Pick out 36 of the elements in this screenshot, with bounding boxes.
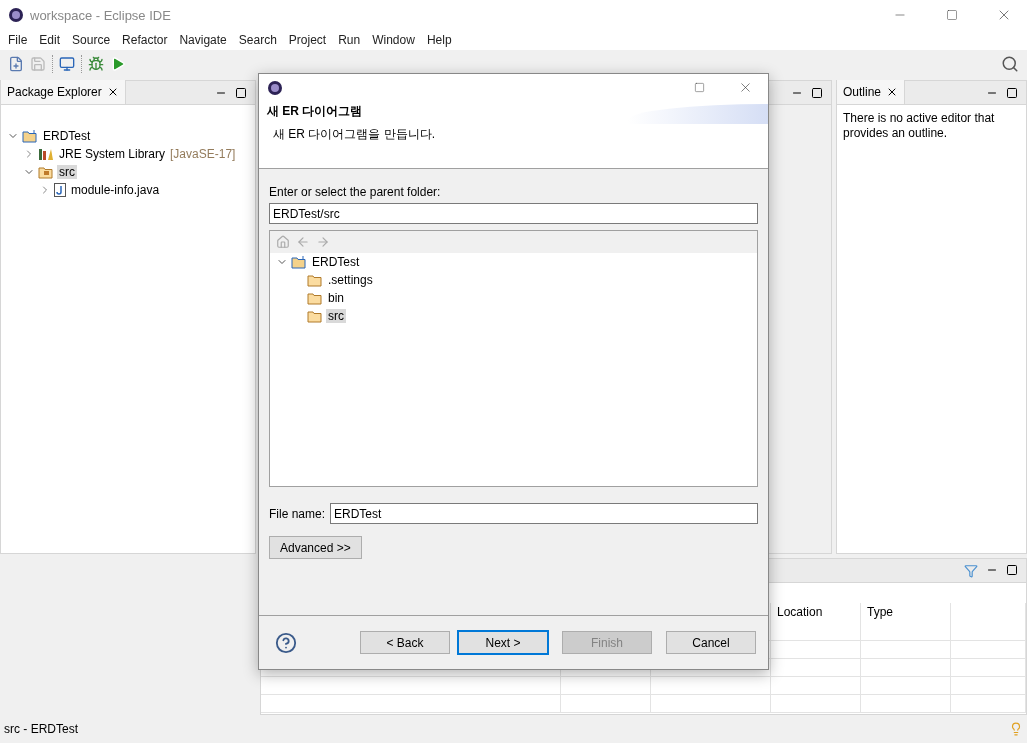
package-explorer-tab[interactable]: Package Explorer	[1, 80, 126, 104]
tree-item[interactable]: src	[326, 309, 346, 323]
tree-item[interactable]: ERDTest	[310, 255, 362, 269]
cancel-button[interactable]: Cancel	[666, 631, 756, 654]
outline-tab[interactable]: Outline	[837, 80, 906, 104]
menu-item[interactable]: File	[2, 33, 34, 47]
dialog-title: 새 ER 다이어그램	[267, 103, 363, 120]
tree-item[interactable]: ERDTest	[41, 129, 93, 143]
tree-item-decoration: [JavaSE-17]	[170, 147, 236, 161]
file-name-field[interactable]: ERDTest	[330, 503, 758, 524]
menu-item[interactable]: Window	[366, 33, 421, 47]
window-title: workspace - Eclipse IDE	[30, 7, 172, 23]
menu-item[interactable]: Project	[282, 33, 333, 47]
field-label: File name:	[269, 506, 326, 521]
parent-folder-field[interactable]: ERDTest/src	[269, 203, 758, 224]
menu-item[interactable]: Refactor	[116, 33, 174, 47]
tree-item[interactable]: module-info.java	[69, 183, 162, 197]
menu-item[interactable]: Source	[66, 33, 117, 47]
next-button[interactable]: Next >	[458, 631, 548, 654]
status-text: src - ERDTest	[4, 722, 78, 736]
tree-item[interactable]: .settings	[326, 273, 375, 287]
column-header[interactable]: Location	[771, 603, 861, 641]
tree-item[interactable]: JRE System Library	[57, 147, 168, 161]
menu-item[interactable]: Search	[232, 33, 283, 47]
dialog-description: 새 ER 다이어그램을 만듭니다.	[272, 126, 436, 143]
advanced-button[interactable]: Advanced >>	[269, 536, 362, 559]
menu-item[interactable]: Edit	[33, 33, 67, 47]
outline-message: There is no active editor that provides an outline.	[842, 110, 996, 142]
menu-item[interactable]: Run	[332, 33, 367, 47]
menu-item[interactable]: Help	[420, 33, 458, 47]
menu-item[interactable]: Navigate	[173, 33, 233, 47]
column-header[interactable]: Type	[861, 603, 951, 641]
field-label: Enter or select the parent folder:	[269, 185, 442, 199]
tree-item[interactable]: src	[57, 165, 77, 179]
tree-item[interactable]: bin	[326, 291, 346, 305]
back-button[interactable]: < Back	[360, 631, 450, 654]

**Work to complete:** Please reproduce the items word for word, from the line with "80, 126, 104]" to the line with "33, 458, 47]", including both of those lines.

**Task answer:**
package-explorer-tab[interactable]: Package Explorer	[1, 80, 126, 104]
tree-item[interactable]: src	[326, 309, 346, 323]
tree-item[interactable]: ERDTest	[310, 255, 362, 269]
cancel-button[interactable]: Cancel	[666, 631, 756, 654]
outline-tab[interactable]: Outline	[837, 80, 906, 104]
menu-item[interactable]: File	[2, 33, 34, 47]
dialog-title: 새 ER 다이어그램	[267, 103, 363, 120]
tree-item[interactable]: ERDTest	[41, 129, 93, 143]
tree-item-decoration: [JavaSE-17]	[170, 147, 236, 161]
file-name-field[interactable]: ERDTest	[330, 503, 758, 524]
menu-item[interactable]: Window	[366, 33, 421, 47]
window-title: workspace - Eclipse IDE	[30, 7, 172, 23]
menu-item[interactable]: Project	[282, 33, 333, 47]
field-label: File name:	[269, 506, 326, 521]
parent-folder-field[interactable]: ERDTest/src	[269, 203, 758, 224]
menu-item[interactable]: Refactor	[116, 33, 174, 47]
tree-item[interactable]: module-info.java	[69, 183, 162, 197]
menu-item[interactable]: Source	[66, 33, 117, 47]
next-button[interactable]: Next >	[458, 631, 548, 654]
status-text: src - ERDTest	[4, 722, 78, 736]
tree-item[interactable]: .settings	[326, 273, 375, 287]
column-header[interactable]: Location	[771, 603, 861, 641]
tree-item[interactable]: JRE System Library	[57, 147, 168, 161]
menu-item[interactable]: Search	[232, 33, 283, 47]
dialog-description: 새 ER 다이어그램을 만듭니다.	[272, 126, 436, 143]
advanced-button[interactable]: Advanced >>	[269, 536, 362, 559]
menu-item[interactable]: Edit	[33, 33, 67, 47]
outline-message: There is no active editor that provides an outline.	[842, 110, 996, 142]
menu-item[interactable]: Run	[332, 33, 367, 47]
menu-item[interactable]: Help	[420, 33, 458, 47]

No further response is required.